Copy all lines in which the word "والبيئة" can be found.
#### Task inputs
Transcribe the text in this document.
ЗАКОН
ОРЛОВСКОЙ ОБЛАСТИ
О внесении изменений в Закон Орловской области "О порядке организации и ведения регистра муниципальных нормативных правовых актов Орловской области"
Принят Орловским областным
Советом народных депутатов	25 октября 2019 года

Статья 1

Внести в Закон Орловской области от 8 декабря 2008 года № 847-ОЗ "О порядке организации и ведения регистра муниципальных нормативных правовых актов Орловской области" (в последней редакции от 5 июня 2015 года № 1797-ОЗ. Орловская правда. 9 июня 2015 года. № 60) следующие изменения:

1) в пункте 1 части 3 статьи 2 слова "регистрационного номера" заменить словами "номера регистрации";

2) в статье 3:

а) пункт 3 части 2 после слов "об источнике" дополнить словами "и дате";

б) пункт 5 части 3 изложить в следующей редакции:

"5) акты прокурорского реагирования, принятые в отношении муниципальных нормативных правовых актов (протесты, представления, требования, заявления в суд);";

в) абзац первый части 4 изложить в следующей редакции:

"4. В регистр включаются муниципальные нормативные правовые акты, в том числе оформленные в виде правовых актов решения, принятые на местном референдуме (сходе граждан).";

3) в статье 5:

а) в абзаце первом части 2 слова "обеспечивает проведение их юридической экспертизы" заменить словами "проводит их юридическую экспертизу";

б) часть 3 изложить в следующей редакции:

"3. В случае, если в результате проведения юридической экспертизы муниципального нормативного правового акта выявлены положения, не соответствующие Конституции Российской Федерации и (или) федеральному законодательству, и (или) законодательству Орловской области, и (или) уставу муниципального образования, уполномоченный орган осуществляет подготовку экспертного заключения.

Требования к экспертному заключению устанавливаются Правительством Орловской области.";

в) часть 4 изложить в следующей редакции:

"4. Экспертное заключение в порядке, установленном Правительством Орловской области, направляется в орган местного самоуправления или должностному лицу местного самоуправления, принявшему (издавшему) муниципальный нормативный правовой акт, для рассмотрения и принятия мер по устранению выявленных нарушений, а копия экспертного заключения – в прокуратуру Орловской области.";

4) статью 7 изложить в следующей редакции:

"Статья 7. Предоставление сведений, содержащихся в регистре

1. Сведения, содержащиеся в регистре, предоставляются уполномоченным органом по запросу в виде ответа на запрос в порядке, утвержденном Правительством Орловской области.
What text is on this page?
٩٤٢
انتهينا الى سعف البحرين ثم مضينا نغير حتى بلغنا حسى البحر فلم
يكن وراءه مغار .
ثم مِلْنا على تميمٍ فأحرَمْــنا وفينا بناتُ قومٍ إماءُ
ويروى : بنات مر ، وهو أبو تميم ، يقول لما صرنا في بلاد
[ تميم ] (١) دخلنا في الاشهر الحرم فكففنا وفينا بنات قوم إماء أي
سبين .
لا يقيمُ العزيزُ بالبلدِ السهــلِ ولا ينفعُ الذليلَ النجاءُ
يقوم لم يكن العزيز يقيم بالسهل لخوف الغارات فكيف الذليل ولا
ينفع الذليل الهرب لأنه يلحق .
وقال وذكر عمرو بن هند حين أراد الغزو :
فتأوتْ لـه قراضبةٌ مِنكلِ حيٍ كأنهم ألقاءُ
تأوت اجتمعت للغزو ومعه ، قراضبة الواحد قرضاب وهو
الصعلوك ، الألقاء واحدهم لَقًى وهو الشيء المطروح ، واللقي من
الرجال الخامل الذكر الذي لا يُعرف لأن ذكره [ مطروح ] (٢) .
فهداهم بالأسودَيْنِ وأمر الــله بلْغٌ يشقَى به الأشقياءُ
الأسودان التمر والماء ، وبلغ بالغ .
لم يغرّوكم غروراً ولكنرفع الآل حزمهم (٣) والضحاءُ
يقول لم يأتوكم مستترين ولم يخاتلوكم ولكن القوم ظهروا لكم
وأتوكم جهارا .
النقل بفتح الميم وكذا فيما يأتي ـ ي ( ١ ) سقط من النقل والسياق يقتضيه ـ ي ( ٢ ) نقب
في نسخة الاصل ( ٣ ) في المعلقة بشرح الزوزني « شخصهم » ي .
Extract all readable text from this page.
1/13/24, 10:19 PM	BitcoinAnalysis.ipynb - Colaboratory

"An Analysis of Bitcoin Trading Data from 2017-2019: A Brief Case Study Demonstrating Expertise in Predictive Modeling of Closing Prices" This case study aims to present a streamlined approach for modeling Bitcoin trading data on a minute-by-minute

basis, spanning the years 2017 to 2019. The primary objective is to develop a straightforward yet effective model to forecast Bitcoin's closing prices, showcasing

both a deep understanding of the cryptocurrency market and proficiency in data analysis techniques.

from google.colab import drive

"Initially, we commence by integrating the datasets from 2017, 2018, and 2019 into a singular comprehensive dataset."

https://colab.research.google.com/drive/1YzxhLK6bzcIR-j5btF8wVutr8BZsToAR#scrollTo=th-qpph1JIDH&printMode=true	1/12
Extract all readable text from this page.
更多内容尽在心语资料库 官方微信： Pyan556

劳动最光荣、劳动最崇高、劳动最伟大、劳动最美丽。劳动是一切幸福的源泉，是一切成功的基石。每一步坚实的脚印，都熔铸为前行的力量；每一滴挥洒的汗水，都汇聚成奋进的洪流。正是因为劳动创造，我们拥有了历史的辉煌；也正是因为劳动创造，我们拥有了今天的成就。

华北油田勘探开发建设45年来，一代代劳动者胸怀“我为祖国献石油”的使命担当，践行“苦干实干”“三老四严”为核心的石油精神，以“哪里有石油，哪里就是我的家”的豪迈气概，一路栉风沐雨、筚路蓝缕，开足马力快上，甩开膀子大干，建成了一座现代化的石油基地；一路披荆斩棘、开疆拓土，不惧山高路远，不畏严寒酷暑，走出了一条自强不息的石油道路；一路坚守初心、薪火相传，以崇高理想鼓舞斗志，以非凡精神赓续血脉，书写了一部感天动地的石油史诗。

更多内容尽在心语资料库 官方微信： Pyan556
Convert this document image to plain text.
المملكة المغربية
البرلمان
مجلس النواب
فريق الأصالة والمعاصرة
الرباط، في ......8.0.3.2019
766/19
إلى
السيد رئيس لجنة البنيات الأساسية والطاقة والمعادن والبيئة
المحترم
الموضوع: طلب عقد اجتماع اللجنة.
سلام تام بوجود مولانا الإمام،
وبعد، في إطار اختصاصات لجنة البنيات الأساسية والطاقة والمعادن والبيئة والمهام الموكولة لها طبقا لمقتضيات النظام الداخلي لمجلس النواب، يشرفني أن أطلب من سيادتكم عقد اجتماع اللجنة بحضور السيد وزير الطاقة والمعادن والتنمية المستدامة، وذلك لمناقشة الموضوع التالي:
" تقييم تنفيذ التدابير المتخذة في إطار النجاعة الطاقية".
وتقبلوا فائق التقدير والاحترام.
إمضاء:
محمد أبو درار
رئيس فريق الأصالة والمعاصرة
########
#### Expected output
السيد رئيس لجنة البنيات الأساسية والطاقة والمعادن والبيئة
وبعد، في إطار اختصاصات لجنة البنيات الأساسية والطاقة والمعادن والبيئة والمهام الموكولة لها طبقا لمقتضيات النظام الداخلي لمجلس النواب، يشرفني أن أطلب من سيادتكم عقد اجتماع اللجنة بحضور السيد وزير الطاقة والمعادن والتنمية المستدامة، وذلك لمناقشة الموضوع التالي:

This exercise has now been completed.